━━ Information supplied ━━
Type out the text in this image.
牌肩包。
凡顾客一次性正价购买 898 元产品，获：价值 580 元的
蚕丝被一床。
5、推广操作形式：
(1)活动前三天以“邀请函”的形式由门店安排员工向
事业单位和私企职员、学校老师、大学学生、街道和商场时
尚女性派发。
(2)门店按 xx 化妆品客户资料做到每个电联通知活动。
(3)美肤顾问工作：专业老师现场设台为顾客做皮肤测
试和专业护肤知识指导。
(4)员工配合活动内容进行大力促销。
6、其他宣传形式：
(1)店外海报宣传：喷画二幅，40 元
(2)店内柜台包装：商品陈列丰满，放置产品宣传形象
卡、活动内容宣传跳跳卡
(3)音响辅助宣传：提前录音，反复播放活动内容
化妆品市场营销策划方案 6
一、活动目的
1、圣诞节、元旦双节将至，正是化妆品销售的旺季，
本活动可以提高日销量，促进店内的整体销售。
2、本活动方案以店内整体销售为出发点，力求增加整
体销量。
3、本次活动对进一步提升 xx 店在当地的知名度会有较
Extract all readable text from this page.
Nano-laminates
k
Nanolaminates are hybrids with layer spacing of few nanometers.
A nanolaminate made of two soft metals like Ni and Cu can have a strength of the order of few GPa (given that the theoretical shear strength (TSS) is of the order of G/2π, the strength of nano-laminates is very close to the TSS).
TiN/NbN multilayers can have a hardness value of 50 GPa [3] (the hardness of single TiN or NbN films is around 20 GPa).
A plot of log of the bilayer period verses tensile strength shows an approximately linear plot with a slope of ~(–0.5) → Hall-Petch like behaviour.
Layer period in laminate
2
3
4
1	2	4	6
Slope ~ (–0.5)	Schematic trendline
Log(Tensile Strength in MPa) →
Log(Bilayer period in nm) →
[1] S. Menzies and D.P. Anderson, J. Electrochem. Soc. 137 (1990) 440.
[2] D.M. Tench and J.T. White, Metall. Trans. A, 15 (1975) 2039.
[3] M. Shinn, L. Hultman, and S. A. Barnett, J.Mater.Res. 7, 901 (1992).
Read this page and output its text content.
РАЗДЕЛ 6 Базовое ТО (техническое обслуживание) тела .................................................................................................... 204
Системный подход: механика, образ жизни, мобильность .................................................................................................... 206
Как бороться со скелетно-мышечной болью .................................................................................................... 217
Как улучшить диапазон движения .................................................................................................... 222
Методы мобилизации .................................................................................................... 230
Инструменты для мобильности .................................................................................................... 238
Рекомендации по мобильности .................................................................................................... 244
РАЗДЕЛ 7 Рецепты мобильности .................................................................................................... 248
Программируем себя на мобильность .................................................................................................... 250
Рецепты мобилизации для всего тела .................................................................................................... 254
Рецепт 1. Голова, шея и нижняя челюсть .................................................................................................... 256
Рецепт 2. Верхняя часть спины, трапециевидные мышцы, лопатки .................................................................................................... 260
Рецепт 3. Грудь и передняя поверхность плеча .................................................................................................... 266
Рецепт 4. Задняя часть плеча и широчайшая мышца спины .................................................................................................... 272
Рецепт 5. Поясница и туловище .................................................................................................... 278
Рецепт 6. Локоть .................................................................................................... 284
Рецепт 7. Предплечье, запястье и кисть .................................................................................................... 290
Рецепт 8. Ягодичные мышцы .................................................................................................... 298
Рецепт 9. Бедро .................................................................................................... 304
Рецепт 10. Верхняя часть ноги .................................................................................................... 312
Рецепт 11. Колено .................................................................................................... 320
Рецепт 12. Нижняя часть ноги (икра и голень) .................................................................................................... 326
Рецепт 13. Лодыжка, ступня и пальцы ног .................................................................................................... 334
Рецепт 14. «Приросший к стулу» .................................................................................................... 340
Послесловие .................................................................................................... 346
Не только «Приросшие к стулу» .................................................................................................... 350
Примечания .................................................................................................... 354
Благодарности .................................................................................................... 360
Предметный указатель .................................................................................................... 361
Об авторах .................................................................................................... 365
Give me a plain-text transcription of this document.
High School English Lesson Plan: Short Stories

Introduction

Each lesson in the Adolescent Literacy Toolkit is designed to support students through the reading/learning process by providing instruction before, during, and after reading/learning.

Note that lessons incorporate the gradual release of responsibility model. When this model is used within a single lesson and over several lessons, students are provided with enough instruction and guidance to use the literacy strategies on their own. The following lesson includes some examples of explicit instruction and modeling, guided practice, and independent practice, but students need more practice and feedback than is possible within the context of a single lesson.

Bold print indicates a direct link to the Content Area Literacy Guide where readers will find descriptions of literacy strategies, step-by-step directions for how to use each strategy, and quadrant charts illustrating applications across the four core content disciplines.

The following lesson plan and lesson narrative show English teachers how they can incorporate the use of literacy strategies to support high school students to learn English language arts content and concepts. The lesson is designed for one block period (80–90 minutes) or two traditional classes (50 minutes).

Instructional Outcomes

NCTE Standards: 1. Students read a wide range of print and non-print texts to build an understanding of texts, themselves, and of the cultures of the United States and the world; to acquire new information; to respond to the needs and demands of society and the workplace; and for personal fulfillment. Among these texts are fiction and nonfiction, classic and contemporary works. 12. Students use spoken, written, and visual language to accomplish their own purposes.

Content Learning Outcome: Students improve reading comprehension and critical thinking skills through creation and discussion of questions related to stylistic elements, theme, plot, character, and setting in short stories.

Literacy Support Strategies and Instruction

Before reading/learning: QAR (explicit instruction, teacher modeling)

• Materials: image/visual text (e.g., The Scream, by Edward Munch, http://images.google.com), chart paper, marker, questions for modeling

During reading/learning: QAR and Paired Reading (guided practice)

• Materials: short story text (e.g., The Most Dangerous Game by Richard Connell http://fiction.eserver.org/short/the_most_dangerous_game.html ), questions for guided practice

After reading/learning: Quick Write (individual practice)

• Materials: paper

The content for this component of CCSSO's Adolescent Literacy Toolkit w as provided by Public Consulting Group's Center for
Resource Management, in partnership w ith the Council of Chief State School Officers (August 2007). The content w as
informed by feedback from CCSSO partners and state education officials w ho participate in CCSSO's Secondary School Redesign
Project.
━━━
- _The exercise_
Send back every record, precisely as written.

- _Expected answer_
Type out the text in this image.
牌肩包。
凡顾客一次性正价购买 898 元产品，获：价值 580 元的
蚕丝被一床。
5、推广操作形式：
(1)活动前三天以“邀请函”的形式由门店安排员工向
事业单位和私企职员、学校老师、大学学生、街道和商场时
尚女性派发。
(2)门店按 xx 化妆品客户资料做到每个电联通知活动。
(3)美肤顾问工作：专业老师现场设台为顾客做皮肤测
试和专业护肤知识指导。
(4)员工配合活动内容进行大力促销。
6、其他宣传形式：
(1)店外海报宣传：喷画二幅，40 元
(2)店内柜台包装：商品陈列丰满，放置产品宣传形象
卡、活动内容宣传跳跳卡
(3)音响辅助宣传：提前录音，反复播放活动内容
化妆品市场营销策划方案 6
一、活动目的
1、圣诞节、元旦双节将至，正是化妆品销售的旺季，
本活动可以提高日销量，促进店内的整体销售。
2、本活动方案以店内整体销售为出发点，力求增加整
体销量。
3、本次活动对进一步提升 xx 店在当地的知名度会有较
Extract all readable text from this page.
Nano-laminates
k
Nanolaminates are hybrids with layer spacing of few nanometers.
A nanolaminate made of two soft metals like Ni and Cu can have a strength of the order of few GPa (given that the theoretical shear strength (TSS) is of the order of G/2π, the strength of nano-laminates is very close to the TSS).
TiN/NbN multilayers can have a hardness value of 50 GPa [3] (the hardness of single TiN or NbN films is around 20 GPa).
A plot of log of the bilayer period verses tensile strength shows an approximately linear plot with a slope of ~(–0.5) → Hall-Petch like behaviour.
Layer period in laminate
2
3
4
1	2	4	6
Slope ~ (–0.5)	Schematic trendline
Log(Tensile Strength in MPa) →
Log(Bilayer period in nm) →
[1] S. Menzies and D.P. Anderson, J. Electrochem. Soc. 137 (1990) 440.
[2] D.M. Tench and J.T. White, Metall. Trans. A, 15 (1975) 2039.
[3] M. Shinn, L. Hultman, and S. A. Barnett, J.Mater.Res. 7, 901 (1992).
Read this page and output its text content.
РАЗДЕЛ 6 Базовое ТО (техническое обслуживание) тела .................................................................................................... 204
Системный подход: механика, образ жизни, мобильность .................................................................................................... 206
Как бороться со скелетно-мышечной болью .................................................................................................... 217
Как улучшить диапазон движения .................................................................................................... 222
Методы мобилизации .................................................................................................... 230
Инструменты для мобильности .................................................................................................... 238
Рекомендации по мобильности .................................................................................................... 244
РАЗДЕЛ 7 Рецепты мобильности .................................................................................................... 248
Программируем себя на мобильность .................................................................................................... 250
Рецепты мобилизации для всего тела .................................................................................................... 254
Рецепт 1. Голова, шея и нижняя челюсть .................................................................................................... 256
Рецепт 2. Верхняя часть спины, трапециевидные мышцы, лопатки .................................................................................................... 260
Рецепт 3. Грудь и передняя поверхность плеча .................................................................................................... 266
Рецепт 4. Задняя часть плеча и широчайшая мышца спины .................................................................................................... 272
Рецепт 5. Поясница и туловище .................................................................................................... 278
Рецепт 6. Локоть .................................................................................................... 284
Рецепт 7. Предплечье, запястье и кисть .................................................................................................... 290
Рецепт 8. Ягодичные мышцы .................................................................................................... 298
Рецепт 9. Бедро .................................................................................................... 304
Рецепт 10. Верхняя часть ноги .................................................................................................... 312
Рецепт 11. Колено .................................................................................................... 320
Рецепт 12. Нижняя часть ноги (икра и голень) .................................................................................................... 326
Рецепт 13. Лодыжка, ступня и пальцы ног .................................................................................................... 334
Рецепт 14. «Приросший к стулу» .................................................................................................... 340
Послесловие .................................................................................................... 346
Не только «Приросшие к стулу» .................................................................................................... 350
Примечания .................................................................................................... 354
Благодарности .................................................................................................... 360
Предметный указатель .................................................................................................... 361
Об авторах .................................................................................................... 365
Give me a plain-text transcription of this document.
High School English Lesson Plan: Short Stories

Introduction

Each lesson in the Adolescent Literacy Toolkit is designed to support students through the reading/learning process by providing instruction before, during, and after reading/learning.

Note that lessons incorporate the gradual release of responsibility model. When this model is used within a single lesson and over several lessons, students are provided with enough instruction and guidance to use the literacy strategies on their own. The following lesson includes some examples of explicit instruction and modeling, guided practice, and independent practice, but students need more practice and feedback than is possible within the context of a single lesson.

Bold print indicates a direct link to the Content Area Literacy Guide where readers will find descriptions of literacy strategies, step-by-step directions for how to use each strategy, and quadrant charts illustrating applications across the four core content disciplines.

The following lesson plan and lesson narrative show English teachers how they can incorporate the use of literacy strategies to support high school students to learn English language arts content and concepts. The lesson is designed for one block period (80–90 minutes) or two traditional classes (50 minutes).

Instructional Outcomes

NCTE Standards: 1. Students read a wide range of print and non-print texts to build an understanding of texts, themselves, and of the cultures of the United States and the world; to acquire new information; to respond to the needs and demands of society and the workplace; and for personal fulfillment. Among these texts are fiction and nonfiction, classic and contemporary works. 12. Students use spoken, written, and visual language to accomplish their own purposes.

Content Learning Outcome: Students improve reading comprehension and critical thinking skills through creation and discussion of questions related to stylistic elements, theme, plot, character, and setting in short stories.

Literacy Support Strategies and Instruction

Before reading/learning: QAR (explicit instruction, teacher modeling)

• Materials: image/visual text (e.g., The Scream, by Edward Munch, http://images.google.com), chart paper, marker, questions for modeling

During reading/learning: QAR and Paired Reading (guided practice)

• Materials: short story text (e.g., The Most Dangerous Game by Richard Connell http://fiction.eserver.org/short/the_most_dangerous_game.html ), questions for guided practice

After reading/learning: Quick Write (individual practice)

• Materials: paper

The content for this component of CCSSO's Adolescent Literacy Toolkit w as provided by Public Consulting Group's Center for
Resource Management, in partnership w ith the Council of Chief State School Officers (August 2007). The content w as
informed by feedback from CCSSO partners and state education officials w ho participate in CCSSO's Secondary School Redesign
Project.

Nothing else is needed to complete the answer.